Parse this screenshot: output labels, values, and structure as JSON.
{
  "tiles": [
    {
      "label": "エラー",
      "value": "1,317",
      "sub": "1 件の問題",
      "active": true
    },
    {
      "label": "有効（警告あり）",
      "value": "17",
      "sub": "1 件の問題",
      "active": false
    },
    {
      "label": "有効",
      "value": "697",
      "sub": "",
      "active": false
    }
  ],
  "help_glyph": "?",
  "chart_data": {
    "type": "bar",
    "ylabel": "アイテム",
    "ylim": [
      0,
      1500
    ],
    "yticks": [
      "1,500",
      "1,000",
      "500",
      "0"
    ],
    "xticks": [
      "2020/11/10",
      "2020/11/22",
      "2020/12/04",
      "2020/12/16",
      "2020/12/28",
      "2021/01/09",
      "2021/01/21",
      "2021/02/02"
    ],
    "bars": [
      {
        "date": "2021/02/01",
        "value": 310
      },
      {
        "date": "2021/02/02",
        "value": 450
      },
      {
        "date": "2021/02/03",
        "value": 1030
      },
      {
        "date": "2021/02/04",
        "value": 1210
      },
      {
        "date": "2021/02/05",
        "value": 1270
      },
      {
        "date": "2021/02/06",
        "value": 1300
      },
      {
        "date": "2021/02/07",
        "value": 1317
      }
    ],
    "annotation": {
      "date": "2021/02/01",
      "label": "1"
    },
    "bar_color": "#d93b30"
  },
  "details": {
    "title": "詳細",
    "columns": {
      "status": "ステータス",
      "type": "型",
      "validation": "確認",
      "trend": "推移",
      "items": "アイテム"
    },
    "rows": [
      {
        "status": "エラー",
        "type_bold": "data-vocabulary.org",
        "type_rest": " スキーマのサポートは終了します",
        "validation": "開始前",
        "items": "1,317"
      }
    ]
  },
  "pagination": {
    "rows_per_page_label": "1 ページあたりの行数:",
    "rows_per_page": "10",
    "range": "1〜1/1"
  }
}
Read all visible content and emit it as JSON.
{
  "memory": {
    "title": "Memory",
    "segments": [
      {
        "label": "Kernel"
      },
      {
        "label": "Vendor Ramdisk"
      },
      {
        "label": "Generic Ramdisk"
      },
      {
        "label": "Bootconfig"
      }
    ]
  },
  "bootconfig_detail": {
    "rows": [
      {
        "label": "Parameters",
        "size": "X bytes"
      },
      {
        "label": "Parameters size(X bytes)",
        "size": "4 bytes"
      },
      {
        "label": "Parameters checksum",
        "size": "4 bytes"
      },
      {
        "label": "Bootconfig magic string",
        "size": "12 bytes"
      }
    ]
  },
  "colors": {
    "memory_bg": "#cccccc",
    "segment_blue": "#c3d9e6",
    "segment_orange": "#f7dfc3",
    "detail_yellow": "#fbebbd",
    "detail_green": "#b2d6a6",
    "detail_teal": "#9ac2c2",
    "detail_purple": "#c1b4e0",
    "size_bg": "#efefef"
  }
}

**Set task**
All of the entries must be quoted exactly; please include each one.

**Full answer**
Parse this screenshot: output labels, values, and structure as JSON.
{
  "tiles": [
    {
      "label": "エラー",
      "value": "1,317",
      "sub": "1 件の問題",
      "active": true
    },
    {
      "label": "有効（警告あり）",
      "value": "17",
      "sub": "1 件の問題",
      "active": false
    },
    {
      "label": "有効",
      "value": "697",
      "sub": "",
      "active": false
    }
  ],
  "help_glyph": "?",
  "chart_data": {
    "type": "bar",
    "ylabel": "アイテム",
    "ylim": [
      0,
      1500
    ],
    "yticks": [
      "1,500",
      "1,000",
      "500",
      "0"
    ],
    "xticks": [
      "2020/11/10",
      "2020/11/22",
      "2020/12/04",
      "2020/12/16",
      "2020/12/28",
      "2021/01/09",
      "2021/01/21",
      "2021/02/02"
    ],
    "bars": [
      {
        "date": "2021/02/01",
        "value": 310
      },
      {
        "date": "2021/02/02",
        "value": 450
      },
      {
        "date": "2021/02/03",
        "value": 1030
      },
      {
        "date": "2021/02/04",
        "value": 1210
      },
      {
        "date": "2021/02/05",
        "value": 1270
      },
      {
        "date": "2021/02/06",
        "value": 1300
      },
      {
        "date": "2021/02/07",
        "value": 1317
      }
    ],
    "annotation": {
      "date": "2021/02/01",
      "label": "1"
    },
    "bar_color": "#d93b30"
  },
  "details": {
    "title": "詳細",
    "columns": {
      "status": "ステータス",
      "type": "型",
      "validation": "確認",
      "trend": "推移",
      "items": "アイテム"
    },
    "rows": [
      {
        "status": "エラー",
        "type_bold": "data-vocabulary.org",
        "type_rest": " スキーマのサポートは終了します",
        "validation": "開始前",
        "items": "1,317"
      }
    ]
  },
  "pagination": {
    "rows_per_page_label": "1 ページあたりの行数:",
    "rows_per_page": "10",
    "range": "1〜1/1"
  }
}
Read all visible content and emit it as JSON.
{
  "memory": {
    "title": "Memory",
    "segments": [
      {
        "label": "Kernel"
      },
      {
        "label": "Vendor Ramdisk"
      },
      {
        "label": "Generic Ramdisk"
      },
      {
        "label": "Bootconfig"
      }
    ]
  },
  "bootconfig_detail": {
    "rows": [
      {
        "label": "Parameters",
        "size": "X bytes"
      },
      {
        "label": "Parameters size(X bytes)",
        "size": "4 bytes"
      },
      {
        "label": "Parameters checksum",
        "size": "4 bytes"
      },
      {
        "label": "Bootconfig magic string",
        "size": "12 bytes"
      }
    ]
  },
  "colors": {
    "memory_bg": "#cccccc",
    "segment_blue": "#c3d9e6",
    "segment_orange": "#f7dfc3",
    "detail_yellow": "#fbebbd",
    "detail_green": "#b2d6a6",
    "detail_teal": "#9ac2c2",
    "detail_purple": "#c1b4e0",
    "size_bg": "#efefef"
  }
}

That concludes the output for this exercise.